== What the task requires ==
Please give the entries again in full and exactly, without any picture.

• • • • •

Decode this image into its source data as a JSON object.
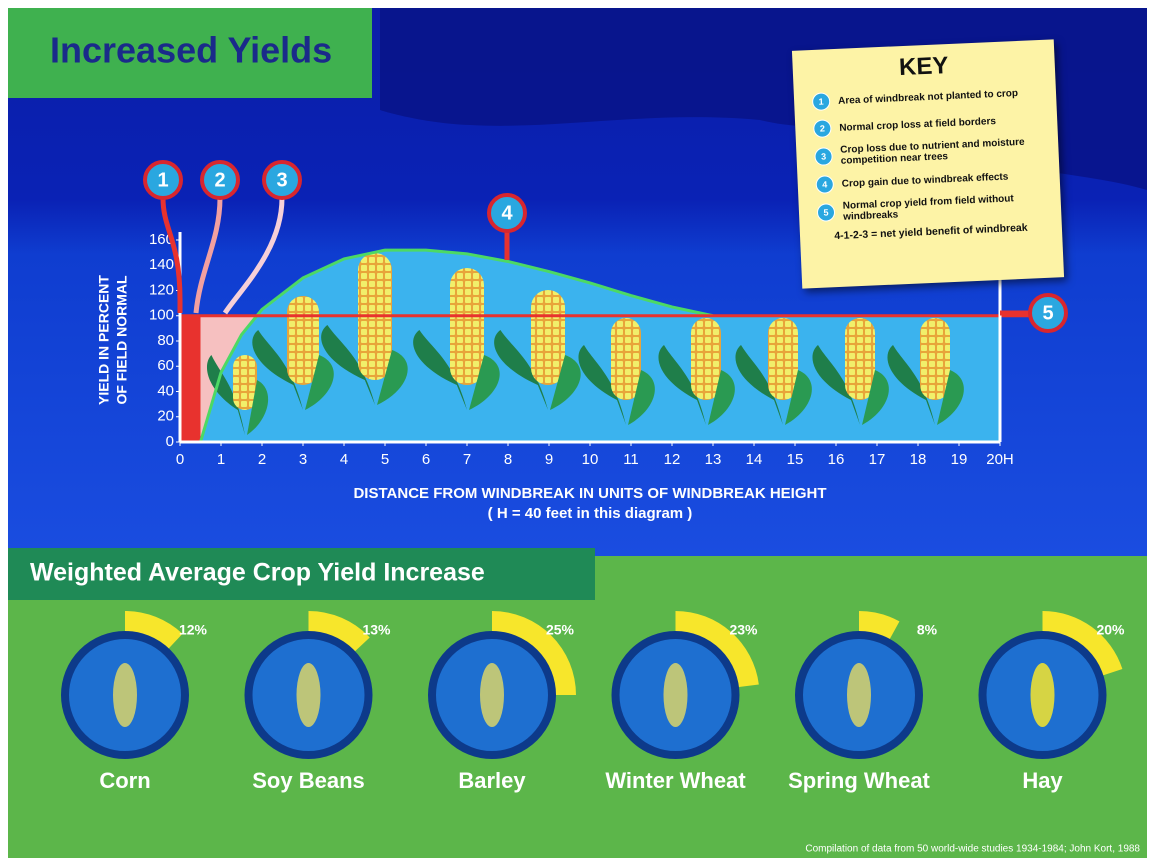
{
  "title": "Increased Yields",
  "key": {
    "title": "KEY",
    "items": [
      {
        "number": "1",
        "text": "Area of windbreak not planted to crop"
      },
      {
        "number": "2",
        "text": "Normal crop loss at field borders"
      },
      {
        "number": "3",
        "text": "Crop loss due to nutrient and moisture competition near trees"
      },
      {
        "number": "4",
        "text": "Crop gain due to windbreak effects"
      },
      {
        "number": "5",
        "text": "Normal crop yield from field without windbreaks"
      }
    ],
    "formula": "4-1-2-3 = net yield benefit of windbreak"
  },
  "source": "Compilation of data from 50 world-wide studies 1934-1984; John Kort, 1988",
  "chart_data": [
    {
      "type": "area",
      "y_label": [
        "YIELD IN PERCENT",
        "OF FIELD NORMAL"
      ],
      "x_label": "DISTANCE FROM WINDBREAK IN UNITS OF WINDBREAK HEIGHT",
      "x_note": "( H = 40 feet in this diagram )",
      "annotations": [
        "1",
        "2",
        "3",
        "4",
        "5"
      ],
      "xlim": [
        0,
        20
      ],
      "ylim": [
        0,
        160
      ],
      "xticks": [
        0,
        1,
        2,
        3,
        4,
        5,
        6,
        7,
        8,
        9,
        10,
        11,
        12,
        13,
        14,
        15,
        16,
        17,
        18,
        19,
        {
          "value": 20,
          "label": "20H"
        }
      ],
      "yticks": [
        0,
        20,
        40,
        60,
        80,
        100,
        120,
        140,
        160
      ],
      "normal_yield": 100,
      "series": [
        {
          "color": "#4cd964",
          "x": [
            0.5,
            1,
            1.5,
            2,
            3,
            4,
            5,
            6,
            7,
            8,
            9,
            10,
            11,
            12,
            13
          ],
          "values": [
            0,
            55,
            85,
            105,
            130,
            145,
            152,
            152,
            149,
            143,
            135,
            126,
            116,
            107,
            100
          ]
        }
      ]
    },
    {
      "type": "radial",
      "title": "Weighted Average Crop Yield Increase",
      "categories": [
        "Corn",
        "Soy Beans",
        "Barley",
        "Winter Wheat",
        "Spring Wheat",
        "Hay"
      ],
      "values": [
        12,
        13,
        25,
        23,
        8,
        20
      ],
      "value_labels": [
        "12%",
        "13%",
        "25%",
        "23%",
        "8%",
        "20%"
      ],
      "rlim": [
        0,
        100
      ],
      "color": "#f7e62b"
    }
  ]
}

• • • • •

== Answer to the problem ==
Decode this image into its source data as a JSON object.
{
  "title": "Increased Yields",
  "key": {
    "title": "KEY",
    "items": [
      {
        "number": "1",
        "text": "Area of windbreak not planted to crop"
      },
      {
        "number": "2",
        "text": "Normal crop loss at field borders"
      },
      {
        "number": "3",
        "text": "Crop loss due to nutrient and moisture competition near trees"
      },
      {
        "number": "4",
        "text": "Crop gain due to windbreak effects"
      },
      {
        "number": "5",
        "text": "Normal crop yield from field without windbreaks"
      }
    ],
    "formula": "4-1-2-3 = net yield benefit of windbreak"
  },
  "source": "Compilation of data from 50 world-wide studies 1934-1984; John Kort, 1988",
  "chart_data": [
    {
      "type": "area",
      "y_label": [
        "YIELD IN PERCENT",
        "OF FIELD NORMAL"
      ],
      "x_label": "DISTANCE FROM WINDBREAK IN UNITS OF WINDBREAK HEIGHT",
      "x_note": "( H = 40 feet in this diagram )",
      "annotations": [
        "1",
        "2",
        "3",
        "4",
        "5"
      ],
      "xlim": [
        0,
        20
      ],
      "ylim": [
        0,
        160
      ],
      "xticks": [
        0,
        1,
        2,
        3,
        4,
        5,
        6,
        7,
        8,
        9,
        10,
        11,
        12,
        13,
        14,
        15,
        16,
        17,
        18,
        19,
        {
          "value": 20,
          "label": "20H"
        }
      ],
      "yticks": [
        0,
        20,
        40,
        60,
        80,
        100,
        120,
        140,
        160
      ],
      "normal_yield": 100,
      "series": [
        {
          "color": "#4cd964",
          "x": [
            0.5,
            1,
            1.5,
            2,
            3,
            4,
            5,
            6,
            7,
            8,
            9,
            10,
            11,
            12,
            13
          ],
          "values": [
            0,
            55,
            85,
            105,
            130,
            145,
            152,
            152,
            149,
            143,
            135,
            126,
            116,
            107,
            100
          ]
        }
      ]
    },
    {
      "type": "radial",
      "title": "Weighted Average Crop Yield Increase",
      "categories": [
        "Corn",
        "Soy Beans",
        "Barley",
        "Winter Wheat",
        "Spring Wheat",
        "Hay"
      ],
      "values": [
        12,
        13,
        25,
        23,
        8,
        20
      ],
      "value_labels": [
        "12%",
        "13%",
        "25%",
        "23%",
        "8%",
        "20%"
      ],
      "rlim": [
        0,
        100
      ],
      "color": "#f7e62b"
    }
  ]
}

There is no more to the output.